* Instructions to follow *
Restate the entries word for word, omitting nothing.

* Data provided *
-- BEGIN --

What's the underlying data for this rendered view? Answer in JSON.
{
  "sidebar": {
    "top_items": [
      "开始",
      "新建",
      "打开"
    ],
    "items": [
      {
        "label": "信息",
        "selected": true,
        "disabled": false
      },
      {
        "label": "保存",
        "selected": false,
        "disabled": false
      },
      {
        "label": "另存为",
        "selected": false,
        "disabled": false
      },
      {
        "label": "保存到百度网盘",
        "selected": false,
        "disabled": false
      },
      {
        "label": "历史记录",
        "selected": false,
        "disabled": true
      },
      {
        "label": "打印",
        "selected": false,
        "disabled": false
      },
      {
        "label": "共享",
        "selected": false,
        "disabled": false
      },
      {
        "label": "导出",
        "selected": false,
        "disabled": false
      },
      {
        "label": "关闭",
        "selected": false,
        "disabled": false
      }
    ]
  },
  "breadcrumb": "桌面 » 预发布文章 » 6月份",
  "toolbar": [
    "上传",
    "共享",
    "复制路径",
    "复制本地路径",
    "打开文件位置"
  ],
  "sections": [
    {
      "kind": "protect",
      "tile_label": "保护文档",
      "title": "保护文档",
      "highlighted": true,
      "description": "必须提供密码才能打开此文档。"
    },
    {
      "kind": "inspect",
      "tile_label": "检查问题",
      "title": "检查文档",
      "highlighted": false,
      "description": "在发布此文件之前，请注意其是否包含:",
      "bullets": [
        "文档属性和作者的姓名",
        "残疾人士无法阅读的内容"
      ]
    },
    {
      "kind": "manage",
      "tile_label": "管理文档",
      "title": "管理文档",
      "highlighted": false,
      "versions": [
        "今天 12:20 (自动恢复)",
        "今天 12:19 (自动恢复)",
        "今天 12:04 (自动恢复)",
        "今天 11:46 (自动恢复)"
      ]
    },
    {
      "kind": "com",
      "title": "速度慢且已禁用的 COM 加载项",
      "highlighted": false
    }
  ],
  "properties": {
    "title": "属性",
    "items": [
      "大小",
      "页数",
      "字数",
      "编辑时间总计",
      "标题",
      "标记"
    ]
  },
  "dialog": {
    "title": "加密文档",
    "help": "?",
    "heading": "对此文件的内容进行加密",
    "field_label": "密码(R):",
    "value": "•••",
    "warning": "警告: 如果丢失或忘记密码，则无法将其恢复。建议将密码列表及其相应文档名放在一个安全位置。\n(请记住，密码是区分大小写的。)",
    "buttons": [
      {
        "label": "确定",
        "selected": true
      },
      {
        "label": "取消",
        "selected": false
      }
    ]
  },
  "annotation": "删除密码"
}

-- END --

* Response *
What's the underlying data for this rendered view? Answer in JSON.
{
  "sidebar": {
    "top_items": [
      "开始",
      "新建",
      "打开"
    ],
    "items": [
      {
        "label": "信息",
        "selected": true,
        "disabled": false
      },
      {
        "label": "保存",
        "selected": false,
        "disabled": false
      },
      {
        "label": "另存为",
        "selected": false,
        "disabled": false
      },
      {
        "label": "保存到百度网盘",
        "selected": false,
        "disabled": false
      },
      {
        "label": "历史记录",
        "selected": false,
        "disabled": true
      },
      {
        "label": "打印",
        "selected": false,
        "disabled": false
      },
      {
        "label": "共享",
        "selected": false,
        "disabled": false
      },
      {
        "label": "导出",
        "selected": false,
        "disabled": false
      },
      {
        "label": "关闭",
        "selected": false,
        "disabled": false
      }
    ]
  },
  "breadcrumb": "桌面 » 预发布文章 » 6月份",
  "toolbar": [
    "上传",
    "共享",
    "复制路径",
    "复制本地路径",
    "打开文件位置"
  ],
  "sections": [
    {
      "kind": "protect",
      "tile_label": "保护文档",
      "title": "保护文档",
      "highlighted": true,
      "description": "必须提供密码才能打开此文档。"
    },
    {
      "kind": "inspect",
      "tile_label": "检查问题",
      "title": "检查文档",
      "highlighted": false,
      "description": "在发布此文件之前，请注意其是否包含:",
      "bullets": [
        "文档属性和作者的姓名",
        "残疾人士无法阅读的内容"
      ]
    },
    {
      "kind": "manage",
      "tile_label": "管理文档",
      "title": "管理文档",
      "highlighted": false,
      "versions": [
        "今天 12:20 (自动恢复)",
        "今天 12:19 (自动恢复)",
        "今天 12:04 (自动恢复)",
        "今天 11:46 (自动恢复)"
      ]
    },
    {
      "kind": "com",
      "title": "速度慢且已禁用的 COM 加载项",
      "highlighted": false
    }
  ],
  "properties": {
    "title": "属性",
    "items": [
      "大小",
      "页数",
      "字数",
      "编辑时间总计",
      "标题",
      "标记"
    ]
  },
  "dialog": {
    "title": "加密文档",
    "help": "?",
    "heading": "对此文件的内容进行加密",
    "field_label": "密码(R):",
    "value": "•••",
    "warning": "警告: 如果丢失或忘记密码，则无法将其恢复。建议将密码列表及其相应文档名放在一个安全位置。\n(请记住，密码是区分大小写的。)",
    "buttons": [
      {
        "label": "确定",
        "selected": true
      },
      {
        "label": "取消",
        "selected": false
      }
    ]
  },
  "annotation": "删除密码"
}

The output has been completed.